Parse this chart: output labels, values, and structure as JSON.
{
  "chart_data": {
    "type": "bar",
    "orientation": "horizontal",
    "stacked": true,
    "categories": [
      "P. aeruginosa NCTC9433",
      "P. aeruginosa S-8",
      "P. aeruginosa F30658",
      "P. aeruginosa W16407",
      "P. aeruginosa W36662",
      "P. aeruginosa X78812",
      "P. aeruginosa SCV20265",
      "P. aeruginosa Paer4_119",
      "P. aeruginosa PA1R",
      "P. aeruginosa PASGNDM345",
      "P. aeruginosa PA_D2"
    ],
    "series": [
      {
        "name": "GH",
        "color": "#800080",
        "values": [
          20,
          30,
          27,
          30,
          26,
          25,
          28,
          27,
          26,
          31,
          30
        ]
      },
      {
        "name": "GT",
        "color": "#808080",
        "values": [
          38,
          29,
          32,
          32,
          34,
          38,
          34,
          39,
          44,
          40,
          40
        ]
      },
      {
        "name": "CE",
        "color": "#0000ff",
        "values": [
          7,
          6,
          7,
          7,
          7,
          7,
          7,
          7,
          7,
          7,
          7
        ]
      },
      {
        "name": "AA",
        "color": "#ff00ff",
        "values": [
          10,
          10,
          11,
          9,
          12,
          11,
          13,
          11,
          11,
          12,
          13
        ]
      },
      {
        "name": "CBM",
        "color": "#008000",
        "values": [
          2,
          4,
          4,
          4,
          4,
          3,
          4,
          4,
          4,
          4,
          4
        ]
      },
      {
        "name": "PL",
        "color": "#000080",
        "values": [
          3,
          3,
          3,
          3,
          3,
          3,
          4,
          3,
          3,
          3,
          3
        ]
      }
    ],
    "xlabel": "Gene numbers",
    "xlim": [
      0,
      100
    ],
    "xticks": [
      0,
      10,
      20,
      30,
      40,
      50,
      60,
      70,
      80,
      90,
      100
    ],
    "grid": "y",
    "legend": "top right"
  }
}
◇ ◇ ◇ ◇ ◇
> PROBLEM REQUIREMENTS: Reproduce the entries above in full by retyping them exactly.

> PROBLEM SOLUTION:
Parse this chart: output labels, values, and structure as JSON.
{
  "chart_data": {
    "type": "bar",
    "orientation": "horizontal",
    "stacked": true,
    "categories": [
      "P. aeruginosa NCTC9433",
      "P. aeruginosa S-8",
      "P. aeruginosa F30658",
      "P. aeruginosa W16407",
      "P. aeruginosa W36662",
      "P. aeruginosa X78812",
      "P. aeruginosa SCV20265",
      "P. aeruginosa Paer4_119",
      "P. aeruginosa PA1R",
      "P. aeruginosa PASGNDM345",
      "P. aeruginosa PA_D2"
    ],
    "series": [
      {
        "name": "GH",
        "color": "#800080",
        "values": [
          20,
          30,
          27,
          30,
          26,
          25,
          28,
          27,
          26,
          31,
          30
        ]
      },
      {
        "name": "GT",
        "color": "#808080",
        "values": [
          38,
          29,
          32,
          32,
          34,
          38,
          34,
          39,
          44,
          40,
          40
        ]
      },
      {
        "name": "CE",
        "color": "#0000ff",
        "values": [
          7,
          6,
          7,
          7,
          7,
          7,
          7,
          7,
          7,
          7,
          7
        ]
      },
      {
        "name": "AA",
        "color": "#ff00ff",
        "values": [
          10,
          10,
          11,
          9,
          12,
          11,
          13,
          11,
          11,
          12,
          13
        ]
      },
      {
        "name": "CBM",
        "color": "#008000",
        "values": [
          2,
          4,
          4,
          4,
          4,
          3,
          4,
          4,
          4,
          4,
          4
        ]
      },
      {
        "name": "PL",
        "color": "#000080",
        "values": [
          3,
          3,
          3,
          3,
          3,
          3,
          4,
          3,
          3,
          3,
          3
        ]
      }
    ],
    "xlabel": "Gene numbers",
    "xlim": [
      0,
      100
    ],
    "xticks": [
      0,
      10,
      20,
      30,
      40,
      50,
      60,
      70,
      80,
      90,
      100
    ],
    "grid": "y",
    "legend": "top right"
  }
}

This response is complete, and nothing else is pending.